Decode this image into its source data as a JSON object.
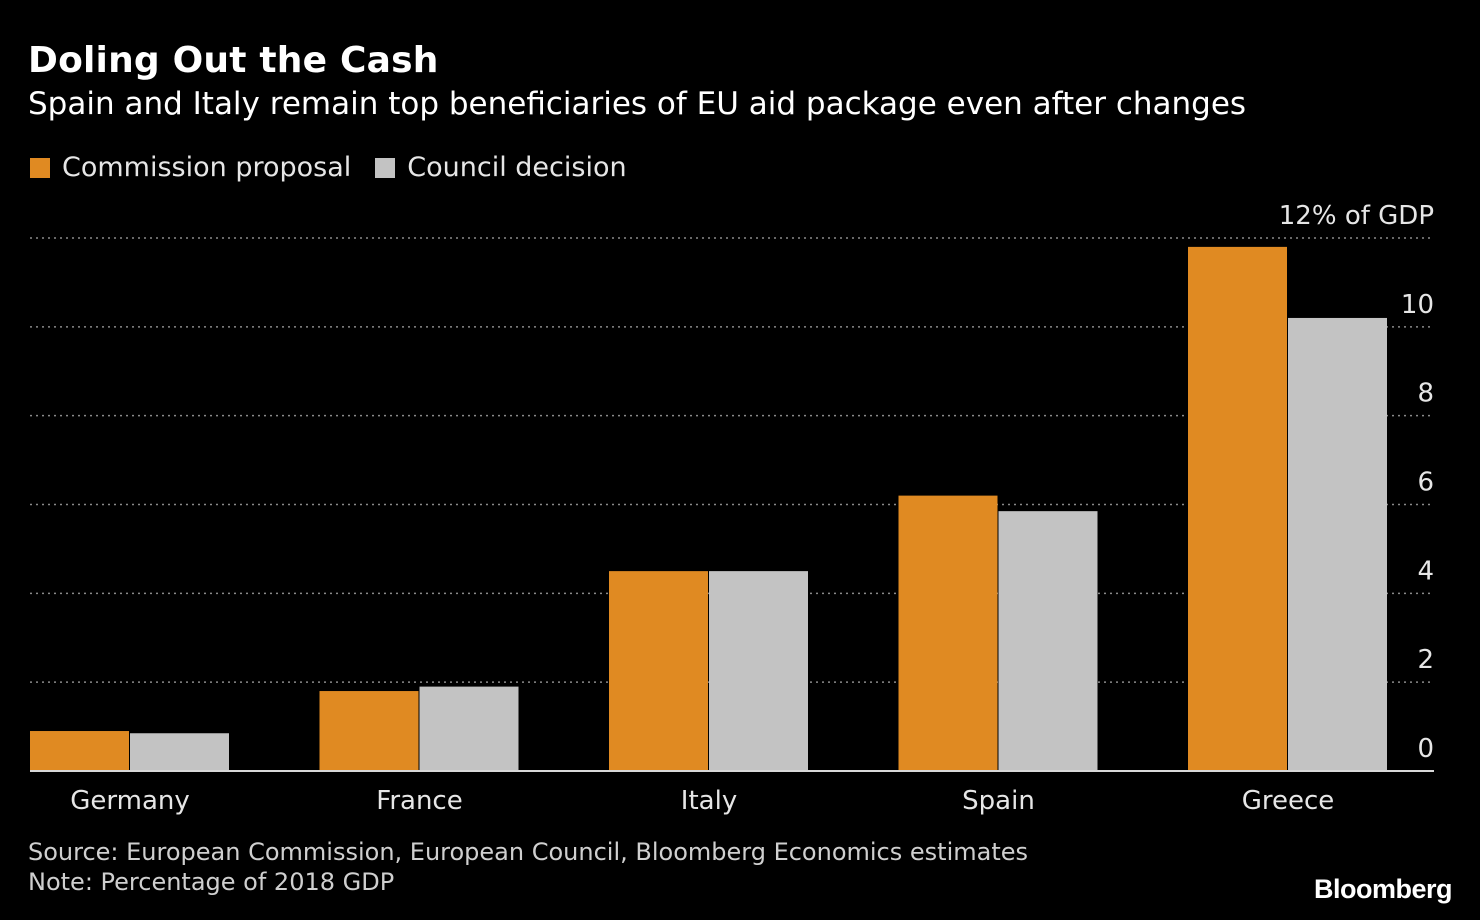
{
  "title": "Doling Out the Cash",
  "subtitle": "Spain and Italy remain top beneficiaries of EU aid package even after changes",
  "legend": {
    "items": [
      {
        "label": "Commission proposal",
        "color": "#e08a22"
      },
      {
        "label": "Council decision",
        "color": "#c3c3c3"
      }
    ]
  },
  "footer": {
    "source": "Source: European Commission, European Council, Bloomberg Economics estimates",
    "note": "Note: Percentage of 2018 GDP",
    "brand": "Bloomberg"
  },
  "chart_data": {
    "type": "bar",
    "categories": [
      "Germany",
      "France",
      "Italy",
      "Spain",
      "Greece"
    ],
    "series": [
      {
        "name": "Commission proposal",
        "values": [
          0.9,
          1.8,
          4.5,
          6.2,
          11.8
        ],
        "color": "#e08a22"
      },
      {
        "name": "Council decision",
        "values": [
          0.85,
          1.9,
          4.5,
          5.85,
          10.2
        ],
        "color": "#c3c3c3"
      }
    ],
    "y_ticks": [
      0,
      2,
      4,
      6,
      8,
      10,
      12
    ],
    "y_tick_labels": [
      "0",
      "2",
      "4",
      "6",
      "8",
      "10",
      "12% of GDP"
    ],
    "ylim": [
      0,
      12
    ],
    "grid": true,
    "grid_style": "dotted",
    "axis_position": "right"
  }
}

.....

Copy each line that contains the word "Spain".

  "subtitle": "Spain and Italy remain top beneficiaries of EU aid package even after changes",
      "Spain",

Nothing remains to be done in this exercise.